[Rows from a figure dataset]

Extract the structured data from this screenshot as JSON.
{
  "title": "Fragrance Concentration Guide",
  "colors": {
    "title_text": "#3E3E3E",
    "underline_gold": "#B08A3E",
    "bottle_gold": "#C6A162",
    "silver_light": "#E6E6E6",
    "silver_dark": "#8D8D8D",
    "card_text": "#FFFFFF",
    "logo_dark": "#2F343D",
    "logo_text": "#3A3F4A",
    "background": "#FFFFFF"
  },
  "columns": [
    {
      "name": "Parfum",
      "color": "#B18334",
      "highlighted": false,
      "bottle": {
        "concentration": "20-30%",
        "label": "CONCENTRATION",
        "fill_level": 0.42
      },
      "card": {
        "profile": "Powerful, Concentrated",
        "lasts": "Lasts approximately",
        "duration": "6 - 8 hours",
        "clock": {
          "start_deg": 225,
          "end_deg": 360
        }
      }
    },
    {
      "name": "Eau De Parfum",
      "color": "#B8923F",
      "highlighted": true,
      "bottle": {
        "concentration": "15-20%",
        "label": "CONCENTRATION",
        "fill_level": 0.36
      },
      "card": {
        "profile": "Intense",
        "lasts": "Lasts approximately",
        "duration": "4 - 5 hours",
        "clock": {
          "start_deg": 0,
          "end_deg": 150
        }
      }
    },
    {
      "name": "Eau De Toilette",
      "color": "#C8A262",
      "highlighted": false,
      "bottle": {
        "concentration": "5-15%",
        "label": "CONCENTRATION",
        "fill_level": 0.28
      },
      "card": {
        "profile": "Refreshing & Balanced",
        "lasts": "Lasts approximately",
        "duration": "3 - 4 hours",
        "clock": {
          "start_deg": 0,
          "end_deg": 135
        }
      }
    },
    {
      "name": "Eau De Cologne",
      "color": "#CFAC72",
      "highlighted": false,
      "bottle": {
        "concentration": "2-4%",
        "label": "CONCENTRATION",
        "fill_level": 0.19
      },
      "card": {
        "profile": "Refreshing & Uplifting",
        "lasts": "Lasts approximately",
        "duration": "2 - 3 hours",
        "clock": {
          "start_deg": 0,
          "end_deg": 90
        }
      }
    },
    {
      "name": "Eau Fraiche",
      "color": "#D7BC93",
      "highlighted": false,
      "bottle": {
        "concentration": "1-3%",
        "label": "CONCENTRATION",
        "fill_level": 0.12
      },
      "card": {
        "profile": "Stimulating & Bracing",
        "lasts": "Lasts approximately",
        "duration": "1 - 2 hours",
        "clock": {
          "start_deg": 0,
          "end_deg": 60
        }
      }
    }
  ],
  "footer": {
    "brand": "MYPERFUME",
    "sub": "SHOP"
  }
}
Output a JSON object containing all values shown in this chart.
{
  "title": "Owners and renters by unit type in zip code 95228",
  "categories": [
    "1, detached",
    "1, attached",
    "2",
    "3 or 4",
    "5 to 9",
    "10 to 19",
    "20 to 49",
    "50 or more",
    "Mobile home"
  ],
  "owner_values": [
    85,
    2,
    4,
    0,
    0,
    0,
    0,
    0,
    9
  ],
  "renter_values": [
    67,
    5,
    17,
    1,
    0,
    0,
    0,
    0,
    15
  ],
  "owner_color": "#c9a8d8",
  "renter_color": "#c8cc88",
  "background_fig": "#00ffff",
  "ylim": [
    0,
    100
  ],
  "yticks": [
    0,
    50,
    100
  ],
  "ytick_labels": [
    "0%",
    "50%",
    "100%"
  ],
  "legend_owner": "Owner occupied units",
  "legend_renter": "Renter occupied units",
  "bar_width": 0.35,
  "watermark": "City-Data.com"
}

■ Requirement
All lines from the one with "Output a JSON" through the final line above are to be quoted exactly; quote no other line.

■ Answer to the exercise
Output a JSON object containing all values shown in this chart.
{
  "title": "Owners and renters by unit type in zip code 95228",
  "categories": [
    "1, detached",
    "1, attached",
    "2",
    "3 or 4",
    "5 to 9",
    "10 to 19",
    "20 to 49",
    "50 or more",
    "Mobile home"
  ],
  "owner_values": [
    85,
    2,
    4,
    0,
    0,
    0,
    0,
    0,
    9
  ],
  "renter_values": [
    67,
    5,
    17,
    1,
    0,
    0,
    0,
    0,
    15
  ],
  "owner_color": "#c9a8d8",
  "renter_color": "#c8cc88",
  "background_fig": "#00ffff",
  "ylim": [
    0,
    100
  ],
  "yticks": [
    0,
    50,
    100
  ],
  "ytick_labels": [
    "0%",
    "50%",
    "100%"
  ],
  "legend_owner": "Owner occupied units",
  "legend_renter": "Renter occupied units",
  "bar_width": 0.35,
  "watermark": "City-Data.com"
}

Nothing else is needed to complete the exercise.